Work to be completed:
From the entries below, copy every line where the string "frac" appears.

Material for the task:
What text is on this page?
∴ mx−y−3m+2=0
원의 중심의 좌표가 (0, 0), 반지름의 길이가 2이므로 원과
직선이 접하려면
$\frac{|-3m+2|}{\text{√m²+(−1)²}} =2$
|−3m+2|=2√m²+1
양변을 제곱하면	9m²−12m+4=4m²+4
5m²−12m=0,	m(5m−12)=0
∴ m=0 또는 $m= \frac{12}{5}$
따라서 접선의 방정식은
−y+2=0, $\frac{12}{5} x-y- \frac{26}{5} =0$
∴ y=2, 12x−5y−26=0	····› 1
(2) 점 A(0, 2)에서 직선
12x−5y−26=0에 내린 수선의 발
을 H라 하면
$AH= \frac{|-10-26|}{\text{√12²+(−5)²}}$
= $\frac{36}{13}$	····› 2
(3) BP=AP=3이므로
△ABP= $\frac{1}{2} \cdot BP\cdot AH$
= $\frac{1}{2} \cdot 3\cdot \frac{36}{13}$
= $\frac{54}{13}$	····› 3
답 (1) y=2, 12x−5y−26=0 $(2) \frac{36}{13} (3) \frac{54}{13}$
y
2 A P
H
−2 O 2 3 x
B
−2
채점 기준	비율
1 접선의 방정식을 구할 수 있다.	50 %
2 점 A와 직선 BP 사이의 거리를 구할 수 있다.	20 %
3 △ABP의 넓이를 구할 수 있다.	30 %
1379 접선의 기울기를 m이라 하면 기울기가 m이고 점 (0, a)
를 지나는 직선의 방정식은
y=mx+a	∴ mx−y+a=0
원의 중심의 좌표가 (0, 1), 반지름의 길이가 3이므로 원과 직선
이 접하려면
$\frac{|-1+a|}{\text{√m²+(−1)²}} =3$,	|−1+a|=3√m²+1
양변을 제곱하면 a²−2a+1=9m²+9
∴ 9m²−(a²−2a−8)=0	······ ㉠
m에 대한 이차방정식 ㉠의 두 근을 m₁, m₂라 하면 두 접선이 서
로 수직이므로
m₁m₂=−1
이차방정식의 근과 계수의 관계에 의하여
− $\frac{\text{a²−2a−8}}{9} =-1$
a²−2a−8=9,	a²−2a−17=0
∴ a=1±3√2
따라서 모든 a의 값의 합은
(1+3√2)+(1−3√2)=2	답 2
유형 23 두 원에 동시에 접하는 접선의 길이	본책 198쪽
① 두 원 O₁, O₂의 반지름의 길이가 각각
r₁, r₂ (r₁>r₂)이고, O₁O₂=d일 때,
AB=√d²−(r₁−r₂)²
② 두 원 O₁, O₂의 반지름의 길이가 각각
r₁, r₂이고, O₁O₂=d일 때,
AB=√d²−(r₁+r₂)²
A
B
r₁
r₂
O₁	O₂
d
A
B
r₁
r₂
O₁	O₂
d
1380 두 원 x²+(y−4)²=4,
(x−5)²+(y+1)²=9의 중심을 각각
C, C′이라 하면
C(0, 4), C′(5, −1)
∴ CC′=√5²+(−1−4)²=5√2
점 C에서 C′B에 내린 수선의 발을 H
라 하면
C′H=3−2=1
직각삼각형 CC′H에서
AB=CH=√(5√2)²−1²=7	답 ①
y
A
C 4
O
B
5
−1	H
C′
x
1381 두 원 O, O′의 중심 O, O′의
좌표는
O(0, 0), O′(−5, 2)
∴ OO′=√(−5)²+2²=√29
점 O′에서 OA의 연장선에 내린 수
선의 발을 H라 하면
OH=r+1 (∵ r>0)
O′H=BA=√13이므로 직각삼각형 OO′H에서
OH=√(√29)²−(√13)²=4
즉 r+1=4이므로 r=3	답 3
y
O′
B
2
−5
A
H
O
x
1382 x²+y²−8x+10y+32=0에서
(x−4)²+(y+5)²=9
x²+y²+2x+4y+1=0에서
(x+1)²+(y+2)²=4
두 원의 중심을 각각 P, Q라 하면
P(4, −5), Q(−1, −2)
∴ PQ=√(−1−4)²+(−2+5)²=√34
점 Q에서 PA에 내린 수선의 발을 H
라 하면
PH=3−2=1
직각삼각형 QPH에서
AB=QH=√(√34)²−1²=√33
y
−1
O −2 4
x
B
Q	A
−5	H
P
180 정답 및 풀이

Full solution:
$\frac{|-3m+2|}{\text{√m²+(−1)²}} =2$
∴ m=0 또는 $m= \frac{12}{5}$
−y+2=0, $\frac{12}{5} x-y- \frac{26}{5} =0$
$AH= \frac{|-10-26|}{\text{√12²+(−5)²}}$
= $\frac{36}{13}$	····› 2
△ABP= $\frac{1}{2} \cdot BP\cdot AH$
= $\frac{1}{2} \cdot 3\cdot \frac{36}{13}$
= $\frac{54}{13}$	····› 3
답 (1) y=2, 12x−5y−26=0 $(2) \frac{36}{13} (3) \frac{54}{13}$
$\frac{|-1+a|}{\text{√m²+(−1)²}} =3$,	|−1+a|=3√m²+1
− $\frac{\text{a²−2a−8}}{9} =-1$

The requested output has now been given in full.